**Data section:**
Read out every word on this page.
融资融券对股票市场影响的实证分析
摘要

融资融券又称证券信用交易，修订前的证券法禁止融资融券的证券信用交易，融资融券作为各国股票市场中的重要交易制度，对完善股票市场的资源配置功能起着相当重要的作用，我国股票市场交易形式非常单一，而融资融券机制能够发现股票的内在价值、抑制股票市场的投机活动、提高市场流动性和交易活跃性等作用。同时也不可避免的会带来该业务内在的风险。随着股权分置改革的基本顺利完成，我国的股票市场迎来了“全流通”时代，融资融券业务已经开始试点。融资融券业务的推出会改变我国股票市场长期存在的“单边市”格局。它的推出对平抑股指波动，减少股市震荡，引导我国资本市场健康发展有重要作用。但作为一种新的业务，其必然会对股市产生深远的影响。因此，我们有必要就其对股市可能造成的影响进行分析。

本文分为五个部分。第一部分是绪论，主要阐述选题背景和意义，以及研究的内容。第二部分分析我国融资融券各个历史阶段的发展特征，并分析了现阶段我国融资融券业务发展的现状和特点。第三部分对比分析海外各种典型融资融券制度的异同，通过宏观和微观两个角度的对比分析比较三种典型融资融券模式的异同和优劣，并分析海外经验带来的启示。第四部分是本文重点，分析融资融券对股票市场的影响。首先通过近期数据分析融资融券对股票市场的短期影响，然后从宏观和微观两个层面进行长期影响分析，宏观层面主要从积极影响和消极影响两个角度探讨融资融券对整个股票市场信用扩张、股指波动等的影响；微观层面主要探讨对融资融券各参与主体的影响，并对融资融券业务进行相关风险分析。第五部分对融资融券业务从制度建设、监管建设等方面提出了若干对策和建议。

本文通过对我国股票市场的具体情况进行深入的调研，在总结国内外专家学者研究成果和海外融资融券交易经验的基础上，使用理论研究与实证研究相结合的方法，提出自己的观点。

**Exercise:** Copy the records above exactly.

**Task answer:**
Read out every word on this page.
融资融券对股票市场影响的实证分析
摘要

融资融券又称证券信用交易，修订前的证券法禁止融资融券的证券信用交易，融资融券作为各国股票市场中的重要交易制度，对完善股票市场的资源配置功能起着相当重要的作用，我国股票市场交易形式非常单一，而融资融券机制能够发现股票的内在价值、抑制股票市场的投机活动、提高市场流动性和交易活跃性等作用。同时也不可避免的会带来该业务内在的风险。随着股权分置改革的基本顺利完成，我国的股票市场迎来了“全流通”时代，融资融券业务已经开始试点。融资融券业务的推出会改变我国股票市场长期存在的“单边市”格局。它的推出对平抑股指波动，减少股市震荡，引导我国资本市场健康发展有重要作用。但作为一种新的业务，其必然会对股市产生深远的影响。因此，我们有必要就其对股市可能造成的影响进行分析。

本文分为五个部分。第一部分是绪论，主要阐述选题背景和意义，以及研究的内容。第二部分分析我国融资融券各个历史阶段的发展特征，并分析了现阶段我国融资融券业务发展的现状和特点。第三部分对比分析海外各种典型融资融券制度的异同，通过宏观和微观两个角度的对比分析比较三种典型融资融券模式的异同和优劣，并分析海外经验带来的启示。第四部分是本文重点，分析融资融券对股票市场的影响。首先通过近期数据分析融资融券对股票市场的短期影响，然后从宏观和微观两个层面进行长期影响分析，宏观层面主要从积极影响和消极影响两个角度探讨融资融券对整个股票市场信用扩张、股指波动等的影响；微观层面主要探讨对融资融券各参与主体的影响，并对融资融券业务进行相关风险分析。第五部分对融资融券业务从制度建设、监管建设等方面提出了若干对策和建议。

本文通过对我国股票市场的具体情况进行深入的调研，在总结国内外专家学者研究成果和海外融资融券交易经验的基础上，使用理论研究与实证研究相结合的方法，提出自己的观点。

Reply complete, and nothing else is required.